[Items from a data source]
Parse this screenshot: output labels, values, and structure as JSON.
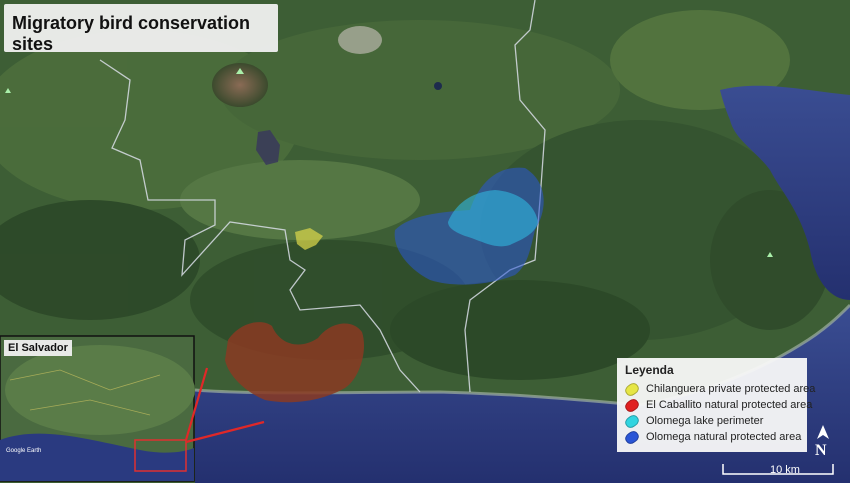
{
  "title": "Migratory bird conservation sites",
  "inset": {
    "label": "El Salvador"
  },
  "legend": {
    "title": "Leyenda",
    "items": [
      {
        "label": "Chilanguera private protected area",
        "color": "#e6e645"
      },
      {
        "label": "El Caballito natural protected area",
        "color": "#e02020"
      },
      {
        "label": "Olomega lake perimeter",
        "color": "#30d4e0"
      },
      {
        "label": "Olomega natural protected area",
        "color": "#2a55d6"
      }
    ]
  },
  "scale": {
    "label": "10 km"
  },
  "north": {
    "label": "N"
  },
  "colors": {
    "terrain": "#3d5e35",
    "sea": "#2e3d8a",
    "boundary": "#d8dde6"
  }
}
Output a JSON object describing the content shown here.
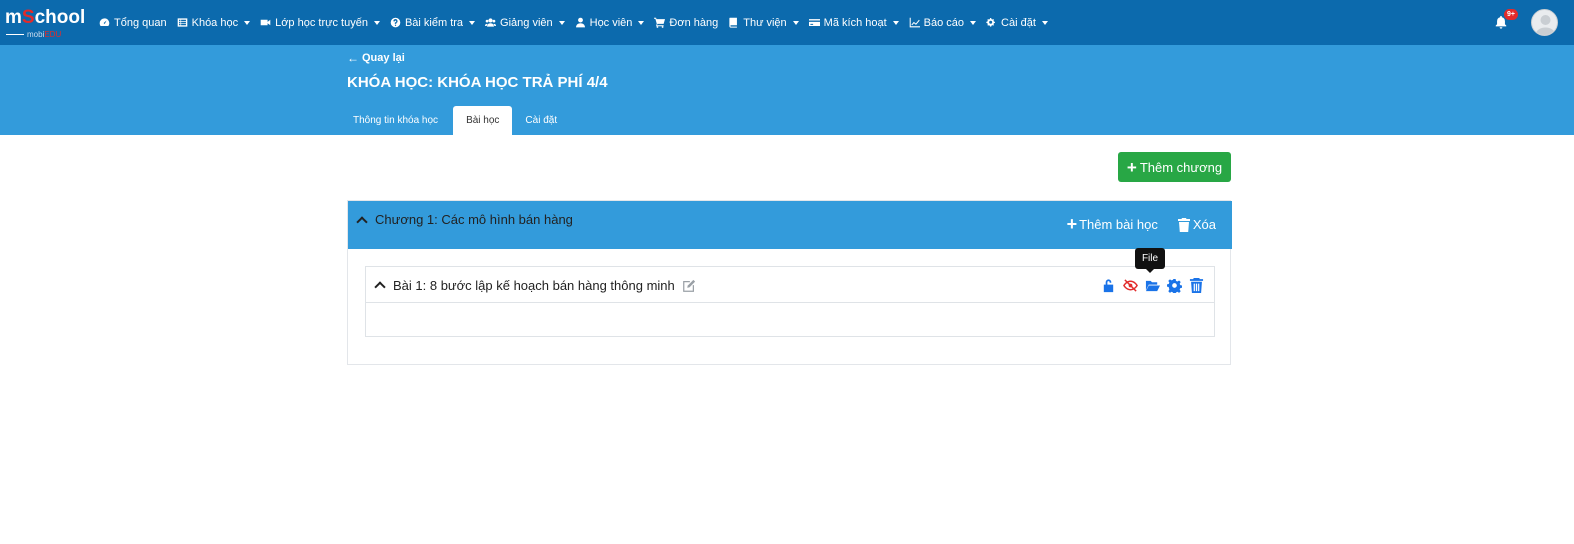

## REQUIRED WORK
Transcribe each entry precisely as given, leaving the pictures out.

## RESULT OF THIS EXERCISE
Parse this screenshot: output labels, values, and structure as JSON.
{
  "title": "Migratory bird conservation sites",
  "inset": {
    "label": "El Salvador"
  },
  "legend": {
    "title": "Leyenda",
    "items": [
      {
        "label": "Chilanguera private protected area",
        "color": "#e6e645"
      },
      {
        "label": "El Caballito natural protected area",
        "color": "#e02020"
      },
      {
        "label": "Olomega lake perimeter",
        "color": "#30d4e0"
      },
      {
        "label": "Olomega natural protected area",
        "color": "#2a55d6"
      }
    ]
  },
  "scale": {
    "label": "10 km"
  },
  "north": {
    "label": "N"
  },
  "colors": {
    "terrain": "#3d5e35",
    "sea": "#2e3d8a",
    "boundary": "#d8dde6"
  }
}
Output a JSON object describing the content shown here.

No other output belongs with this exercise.